• _EXERCISE DETAILS_
Your answer is a single number: the count of lines that contain the string "area".
— begin RECORD SET —
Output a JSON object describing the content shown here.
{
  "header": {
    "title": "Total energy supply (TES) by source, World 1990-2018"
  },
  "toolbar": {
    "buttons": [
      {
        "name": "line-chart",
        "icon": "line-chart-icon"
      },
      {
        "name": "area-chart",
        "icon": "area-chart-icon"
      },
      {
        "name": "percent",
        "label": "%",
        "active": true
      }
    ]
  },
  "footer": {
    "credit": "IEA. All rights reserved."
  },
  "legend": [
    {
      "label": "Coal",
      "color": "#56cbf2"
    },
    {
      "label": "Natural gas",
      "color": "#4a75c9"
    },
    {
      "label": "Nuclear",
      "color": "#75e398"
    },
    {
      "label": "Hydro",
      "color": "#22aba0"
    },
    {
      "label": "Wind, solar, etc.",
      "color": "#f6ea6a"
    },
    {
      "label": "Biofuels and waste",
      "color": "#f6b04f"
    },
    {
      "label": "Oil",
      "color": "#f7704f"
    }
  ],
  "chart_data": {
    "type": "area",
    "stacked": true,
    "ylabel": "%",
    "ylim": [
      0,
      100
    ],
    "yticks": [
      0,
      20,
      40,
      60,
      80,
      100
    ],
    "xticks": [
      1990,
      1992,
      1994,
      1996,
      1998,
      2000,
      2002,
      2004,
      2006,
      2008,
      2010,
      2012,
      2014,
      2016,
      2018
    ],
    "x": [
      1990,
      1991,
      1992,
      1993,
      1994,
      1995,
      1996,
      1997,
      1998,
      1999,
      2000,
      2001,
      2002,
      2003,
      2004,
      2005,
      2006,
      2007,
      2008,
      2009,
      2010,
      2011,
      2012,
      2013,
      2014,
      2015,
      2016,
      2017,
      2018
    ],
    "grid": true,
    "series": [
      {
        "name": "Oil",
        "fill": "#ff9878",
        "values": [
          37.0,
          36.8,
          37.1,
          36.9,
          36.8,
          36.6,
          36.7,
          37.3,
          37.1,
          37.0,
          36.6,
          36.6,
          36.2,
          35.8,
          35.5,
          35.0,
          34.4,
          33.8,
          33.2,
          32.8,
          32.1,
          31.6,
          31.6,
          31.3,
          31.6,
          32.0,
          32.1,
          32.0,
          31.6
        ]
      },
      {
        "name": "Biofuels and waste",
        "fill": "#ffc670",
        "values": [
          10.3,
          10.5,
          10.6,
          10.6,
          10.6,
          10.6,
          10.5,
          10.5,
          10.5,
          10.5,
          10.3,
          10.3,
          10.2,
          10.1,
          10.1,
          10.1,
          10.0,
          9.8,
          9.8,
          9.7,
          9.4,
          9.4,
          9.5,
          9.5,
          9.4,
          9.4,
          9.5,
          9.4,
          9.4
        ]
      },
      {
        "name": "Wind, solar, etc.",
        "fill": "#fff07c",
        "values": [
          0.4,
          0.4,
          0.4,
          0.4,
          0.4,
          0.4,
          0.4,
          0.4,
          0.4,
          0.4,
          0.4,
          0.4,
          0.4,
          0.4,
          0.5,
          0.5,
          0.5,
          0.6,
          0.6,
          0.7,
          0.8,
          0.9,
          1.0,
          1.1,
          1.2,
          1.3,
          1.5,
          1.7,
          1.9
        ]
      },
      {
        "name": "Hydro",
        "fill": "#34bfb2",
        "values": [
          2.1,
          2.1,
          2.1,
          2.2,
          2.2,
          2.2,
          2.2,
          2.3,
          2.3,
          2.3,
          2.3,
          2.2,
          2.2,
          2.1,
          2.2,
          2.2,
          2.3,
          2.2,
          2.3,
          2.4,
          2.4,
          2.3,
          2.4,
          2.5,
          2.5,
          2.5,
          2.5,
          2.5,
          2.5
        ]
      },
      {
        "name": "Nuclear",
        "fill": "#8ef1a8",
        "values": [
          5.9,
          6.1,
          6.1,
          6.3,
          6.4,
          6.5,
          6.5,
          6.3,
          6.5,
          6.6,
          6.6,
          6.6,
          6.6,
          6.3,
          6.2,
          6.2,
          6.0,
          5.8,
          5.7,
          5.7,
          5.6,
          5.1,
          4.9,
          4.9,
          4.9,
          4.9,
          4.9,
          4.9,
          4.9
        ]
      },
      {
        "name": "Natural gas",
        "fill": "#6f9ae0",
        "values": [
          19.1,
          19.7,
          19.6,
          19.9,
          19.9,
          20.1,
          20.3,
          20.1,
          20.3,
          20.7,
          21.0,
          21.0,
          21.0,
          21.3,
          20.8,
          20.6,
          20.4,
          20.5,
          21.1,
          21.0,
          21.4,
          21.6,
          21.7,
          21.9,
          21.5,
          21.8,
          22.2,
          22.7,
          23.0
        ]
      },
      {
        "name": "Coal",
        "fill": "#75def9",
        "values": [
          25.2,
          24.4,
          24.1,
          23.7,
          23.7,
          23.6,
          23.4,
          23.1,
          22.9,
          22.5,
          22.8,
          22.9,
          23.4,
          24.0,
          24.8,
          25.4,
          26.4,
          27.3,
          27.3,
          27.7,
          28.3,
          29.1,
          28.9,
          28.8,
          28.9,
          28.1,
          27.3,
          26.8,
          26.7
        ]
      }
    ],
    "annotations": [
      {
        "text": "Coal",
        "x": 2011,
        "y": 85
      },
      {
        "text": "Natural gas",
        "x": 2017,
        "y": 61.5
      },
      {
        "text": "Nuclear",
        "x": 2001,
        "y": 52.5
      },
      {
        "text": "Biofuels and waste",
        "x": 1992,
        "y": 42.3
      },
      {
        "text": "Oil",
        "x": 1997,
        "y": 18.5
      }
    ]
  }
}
— end RECORD SET —
• _ANSWER TO THE PROBLEM_
3